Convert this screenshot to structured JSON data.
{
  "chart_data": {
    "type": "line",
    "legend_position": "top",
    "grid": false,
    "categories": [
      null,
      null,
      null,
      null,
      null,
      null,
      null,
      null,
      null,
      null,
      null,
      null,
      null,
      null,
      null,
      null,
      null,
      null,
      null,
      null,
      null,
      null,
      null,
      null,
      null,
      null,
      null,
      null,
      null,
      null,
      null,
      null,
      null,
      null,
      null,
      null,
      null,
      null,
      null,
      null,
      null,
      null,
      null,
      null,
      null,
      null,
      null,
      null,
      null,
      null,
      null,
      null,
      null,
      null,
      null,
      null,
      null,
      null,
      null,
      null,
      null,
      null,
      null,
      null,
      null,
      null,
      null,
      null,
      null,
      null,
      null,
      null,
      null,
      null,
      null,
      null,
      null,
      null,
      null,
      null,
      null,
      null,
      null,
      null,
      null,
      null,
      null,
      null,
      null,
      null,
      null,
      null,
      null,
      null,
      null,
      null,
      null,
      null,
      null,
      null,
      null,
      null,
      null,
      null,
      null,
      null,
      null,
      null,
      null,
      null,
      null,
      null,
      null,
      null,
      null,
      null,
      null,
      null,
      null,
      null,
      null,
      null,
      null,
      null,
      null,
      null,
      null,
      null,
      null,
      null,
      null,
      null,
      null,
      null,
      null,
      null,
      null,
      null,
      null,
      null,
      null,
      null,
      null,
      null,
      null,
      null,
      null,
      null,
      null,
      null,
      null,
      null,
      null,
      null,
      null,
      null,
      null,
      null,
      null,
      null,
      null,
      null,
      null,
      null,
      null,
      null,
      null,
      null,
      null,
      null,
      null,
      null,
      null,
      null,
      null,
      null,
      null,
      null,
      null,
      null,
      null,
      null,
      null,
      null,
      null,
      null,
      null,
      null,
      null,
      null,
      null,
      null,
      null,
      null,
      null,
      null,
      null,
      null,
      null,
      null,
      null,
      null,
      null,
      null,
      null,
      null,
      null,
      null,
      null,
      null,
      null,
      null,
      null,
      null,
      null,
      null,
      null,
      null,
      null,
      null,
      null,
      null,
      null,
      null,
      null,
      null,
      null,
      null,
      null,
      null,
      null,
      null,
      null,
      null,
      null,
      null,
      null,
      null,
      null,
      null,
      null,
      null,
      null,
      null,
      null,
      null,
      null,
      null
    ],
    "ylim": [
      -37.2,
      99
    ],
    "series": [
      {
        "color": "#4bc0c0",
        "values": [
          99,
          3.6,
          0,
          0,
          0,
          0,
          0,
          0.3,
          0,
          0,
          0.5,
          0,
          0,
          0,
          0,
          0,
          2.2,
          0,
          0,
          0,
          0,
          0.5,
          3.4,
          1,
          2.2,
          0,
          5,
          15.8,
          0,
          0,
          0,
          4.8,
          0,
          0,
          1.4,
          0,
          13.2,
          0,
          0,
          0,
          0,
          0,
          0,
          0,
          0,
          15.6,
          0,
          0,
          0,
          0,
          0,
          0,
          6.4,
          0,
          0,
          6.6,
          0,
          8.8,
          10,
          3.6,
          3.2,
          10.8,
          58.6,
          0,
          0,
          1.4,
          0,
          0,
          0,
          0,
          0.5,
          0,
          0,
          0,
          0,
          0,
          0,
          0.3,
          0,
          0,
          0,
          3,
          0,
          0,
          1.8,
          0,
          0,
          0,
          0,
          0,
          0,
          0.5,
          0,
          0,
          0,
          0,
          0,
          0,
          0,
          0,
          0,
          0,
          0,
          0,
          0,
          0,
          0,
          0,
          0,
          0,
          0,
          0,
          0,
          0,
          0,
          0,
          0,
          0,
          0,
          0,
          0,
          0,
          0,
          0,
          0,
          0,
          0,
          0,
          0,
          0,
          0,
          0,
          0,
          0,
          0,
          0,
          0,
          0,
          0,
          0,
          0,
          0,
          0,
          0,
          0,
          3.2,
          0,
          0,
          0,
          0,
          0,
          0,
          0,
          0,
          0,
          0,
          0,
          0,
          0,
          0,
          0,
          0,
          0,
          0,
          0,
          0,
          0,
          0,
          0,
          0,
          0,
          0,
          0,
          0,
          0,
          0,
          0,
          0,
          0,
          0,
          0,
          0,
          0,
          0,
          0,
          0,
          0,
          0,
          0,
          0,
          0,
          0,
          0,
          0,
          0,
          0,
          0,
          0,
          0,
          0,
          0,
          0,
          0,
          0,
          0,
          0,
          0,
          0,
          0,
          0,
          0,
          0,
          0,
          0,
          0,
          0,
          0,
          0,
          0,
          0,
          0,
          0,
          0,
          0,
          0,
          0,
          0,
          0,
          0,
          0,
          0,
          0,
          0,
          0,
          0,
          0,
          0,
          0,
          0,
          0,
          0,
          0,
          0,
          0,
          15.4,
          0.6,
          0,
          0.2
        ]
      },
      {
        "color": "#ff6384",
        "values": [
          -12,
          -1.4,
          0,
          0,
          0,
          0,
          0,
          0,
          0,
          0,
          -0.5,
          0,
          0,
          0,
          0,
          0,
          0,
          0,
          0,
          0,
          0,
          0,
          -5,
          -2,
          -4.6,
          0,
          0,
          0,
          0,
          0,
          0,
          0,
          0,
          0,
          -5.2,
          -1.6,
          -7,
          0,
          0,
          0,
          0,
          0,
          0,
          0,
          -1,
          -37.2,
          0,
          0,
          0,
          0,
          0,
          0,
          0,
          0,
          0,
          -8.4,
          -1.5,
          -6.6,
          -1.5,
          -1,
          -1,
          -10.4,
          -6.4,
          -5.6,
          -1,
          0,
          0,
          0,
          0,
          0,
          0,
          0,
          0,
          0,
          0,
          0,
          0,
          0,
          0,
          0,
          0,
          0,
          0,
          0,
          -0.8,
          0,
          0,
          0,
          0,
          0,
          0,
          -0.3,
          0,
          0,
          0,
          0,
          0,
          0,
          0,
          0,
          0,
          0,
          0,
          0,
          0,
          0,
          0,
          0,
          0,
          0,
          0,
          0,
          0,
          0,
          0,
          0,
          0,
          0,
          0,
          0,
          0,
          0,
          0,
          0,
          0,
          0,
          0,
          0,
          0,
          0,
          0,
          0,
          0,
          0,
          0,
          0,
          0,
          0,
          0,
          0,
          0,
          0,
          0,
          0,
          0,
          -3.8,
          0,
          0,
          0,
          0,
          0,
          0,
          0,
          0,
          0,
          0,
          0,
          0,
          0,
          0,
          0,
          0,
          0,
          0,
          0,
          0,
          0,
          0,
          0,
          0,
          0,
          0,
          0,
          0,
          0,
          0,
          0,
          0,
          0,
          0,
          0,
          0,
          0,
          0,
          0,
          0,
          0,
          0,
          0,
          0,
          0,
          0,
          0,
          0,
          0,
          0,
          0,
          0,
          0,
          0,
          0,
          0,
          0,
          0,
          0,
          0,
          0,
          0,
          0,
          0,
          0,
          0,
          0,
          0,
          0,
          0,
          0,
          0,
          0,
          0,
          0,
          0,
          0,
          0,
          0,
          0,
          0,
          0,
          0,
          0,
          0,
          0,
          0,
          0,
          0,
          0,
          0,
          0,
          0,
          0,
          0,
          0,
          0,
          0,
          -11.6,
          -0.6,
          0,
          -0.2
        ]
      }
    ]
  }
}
┄┄┄┄┄┄
### Written instruction
Extract all of the data exactly as written.

### Complete response
Convert this screenshot to structured JSON data.
{
  "chart_data": {
    "type": "line",
    "legend_position": "top",
    "grid": false,
    "categories": [
      null,
      null,
      null,
      null,
      null,
      null,
      null,
      null,
      null,
      null,
      null,
      null,
      null,
      null,
      null,
      null,
      null,
      null,
      null,
      null,
      null,
      null,
      null,
      null,
      null,
      null,
      null,
      null,
      null,
      null,
      null,
      null,
      null,
      null,
      null,
      null,
      null,
      null,
      null,
      null,
      null,
      null,
      null,
      null,
      null,
      null,
      null,
      null,
      null,
      null,
      null,
      null,
      null,
      null,
      null,
      null,
      null,
      null,
      null,
      null,
      null,
      null,
      null,
      null,
      null,
      null,
      null,
      null,
      null,
      null,
      null,
      null,
      null,
      null,
      null,
      null,
      null,
      null,
      null,
      null,
      null,
      null,
      null,
      null,
      null,
      null,
      null,
      null,
      null,
      null,
      null,
      null,
      null,
      null,
      null,
      null,
      null,
      null,
      null,
      null,
      null,
      null,
      null,
      null,
      null,
      null,
      null,
      null,
      null,
      null,
      null,
      null,
      null,
      null,
      null,
      null,
      null,
      null,
      null,
      null,
      null,
      null,
      null,
      null,
      null,
      null,
      null,
      null,
      null,
      null,
      null,
      null,
      null,
      null,
      null,
      null,
      null,
      null,
      null,
      null,
      null,
      null,
      null,
      null,
      null,
      null,
      null,
      null,
      null,
      null,
      null,
      null,
      null,
      null,
      null,
      null,
      null,
      null,
      null,
      null,
      null,
      null,
      null,
      null,
      null,
      null,
      null,
      null,
      null,
      null,
      null,
      null,
      null,
      null,
      null,
      null,
      null,
      null,
      null,
      null,
      null,
      null,
      null,
      null,
      null,
      null,
      null,
      null,
      null,
      null,
      null,
      null,
      null,
      null,
      null,
      null,
      null,
      null,
      null,
      null,
      null,
      null,
      null,
      null,
      null,
      null,
      null,
      null,
      null,
      null,
      null,
      null,
      null,
      null,
      null,
      null,
      null,
      null,
      null,
      null,
      null,
      null,
      null,
      null,
      null,
      null,
      null,
      null,
      null,
      null,
      null,
      null,
      null,
      null,
      null,
      null,
      null,
      null,
      null,
      null,
      null,
      null,
      null,
      null,
      null,
      null,
      null,
      null
    ],
    "ylim": [
      -37.2,
      99
    ],
    "series": [
      {
        "color": "#4bc0c0",
        "values": [
          99,
          3.6,
          0,
          0,
          0,
          0,
          0,
          0.3,
          0,
          0,
          0.5,
          0,
          0,
          0,
          0,
          0,
          2.2,
          0,
          0,
          0,
          0,
          0.5,
          3.4,
          1,
          2.2,
          0,
          5,
          15.8,
          0,
          0,
          0,
          4.8,
          0,
          0,
          1.4,
          0,
          13.2,
          0,
          0,
          0,
          0,
          0,
          0,
          0,
          0,
          15.6,
          0,
          0,
          0,
          0,
          0,
          0,
          6.4,
          0,
          0,
          6.6,
          0,
          8.8,
          10,
          3.6,
          3.2,
          10.8,
          58.6,
          0,
          0,
          1.4,
          0,
          0,
          0,
          0,
          0.5,
          0,
          0,
          0,
          0,
          0,
          0,
          0.3,
          0,
          0,
          0,
          3,
          0,
          0,
          1.8,
          0,
          0,
          0,
          0,
          0,
          0,
          0.5,
          0,
          0,
          0,
          0,
          0,
          0,
          0,
          0,
          0,
          0,
          0,
          0,
          0,
          0,
          0,
          0,
          0,
          0,
          0,
          0,
          0,
          0,
          0,
          0,
          0,
          0,
          0,
          0,
          0,
          0,
          0,
          0,
          0,
          0,
          0,
          0,
          0,
          0,
          0,
          0,
          0,
          0,
          0,
          0,
          0,
          0,
          0,
          0,
          0,
          0,
          0,
          0,
          0,
          3.2,
          0,
          0,
          0,
          0,
          0,
          0,
          0,
          0,
          0,
          0,
          0,
          0,
          0,
          0,
          0,
          0,
          0,
          0,
          0,
          0,
          0,
          0,
          0,
          0,
          0,
          0,
          0,
          0,
          0,
          0,
          0,
          0,
          0,
          0,
          0,
          0,
          0,
          0,
          0,
          0,
          0,
          0,
          0,
          0,
          0,
          0,
          0,
          0,
          0,
          0,
          0,
          0,
          0,
          0,
          0,
          0,
          0,
          0,
          0,
          0,
          0,
          0,
          0,
          0,
          0,
          0,
          0,
          0,
          0,
          0,
          0,
          0,
          0,
          0,
          0,
          0,
          0,
          0,
          0,
          0,
          0,
          0,
          0,
          0,
          0,
          0,
          0,
          0,
          0,
          0,
          0,
          0,
          0,
          0,
          0,
          0,
          0,
          0,
          15.4,
          0.6,
          0,
          0.2
        ]
      },
      {
        "color": "#ff6384",
        "values": [
          -12,
          -1.4,
          0,
          0,
          0,
          0,
          0,
          0,
          0,
          0,
          -0.5,
          0,
          0,
          0,
          0,
          0,
          0,
          0,
          0,
          0,
          0,
          0,
          -5,
          -2,
          -4.6,
          0,
          0,
          0,
          0,
          0,
          0,
          0,
          0,
          0,
          -5.2,
          -1.6,
          -7,
          0,
          0,
          0,
          0,
          0,
          0,
          0,
          -1,
          -37.2,
          0,
          0,
          0,
          0,
          0,
          0,
          0,
          0,
          0,
          -8.4,
          -1.5,
          -6.6,
          -1.5,
          -1,
          -1,
          -10.4,
          -6.4,
          -5.6,
          -1,
          0,
          0,
          0,
          0,
          0,
          0,
          0,
          0,
          0,
          0,
          0,
          0,
          0,
          0,
          0,
          0,
          0,
          0,
          0,
          -0.8,
          0,
          0,
          0,
          0,
          0,
          0,
          -0.3,
          0,
          0,
          0,
          0,
          0,
          0,
          0,
          0,
          0,
          0,
          0,
          0,
          0,
          0,
          0,
          0,
          0,
          0,
          0,
          0,
          0,
          0,
          0,
          0,
          0,
          0,
          0,
          0,
          0,
          0,
          0,
          0,
          0,
          0,
          0,
          0,
          0,
          0,
          0,
          0,
          0,
          0,
          0,
          0,
          0,
          0,
          0,
          0,
          0,
          0,
          0,
          0,
          0,
          -3.8,
          0,
          0,
          0,
          0,
          0,
          0,
          0,
          0,
          0,
          0,
          0,
          0,
          0,
          0,
          0,
          0,
          0,
          0,
          0,
          0,
          0,
          0,
          0,
          0,
          0,
          0,
          0,
          0,
          0,
          0,
          0,
          0,
          0,
          0,
          0,
          0,
          0,
          0,
          0,
          0,
          0,
          0,
          0,
          0,
          0,
          0,
          0,
          0,
          0,
          0,
          0,
          0,
          0,
          0,
          0,
          0,
          0,
          0,
          0,
          0,
          0,
          0,
          0,
          0,
          0,
          0,
          0,
          0,
          0,
          0,
          0,
          0,
          0,
          0,
          0,
          0,
          0,
          0,
          0,
          0,
          0,
          0,
          0,
          0,
          0,
          0,
          0,
          0,
          0,
          0,
          0,
          0,
          0,
          0,
          0,
          0,
          0,
          0,
          -11.6,
          -0.6,
          0,
          -0.2
        ]
      }
    ]
  }
}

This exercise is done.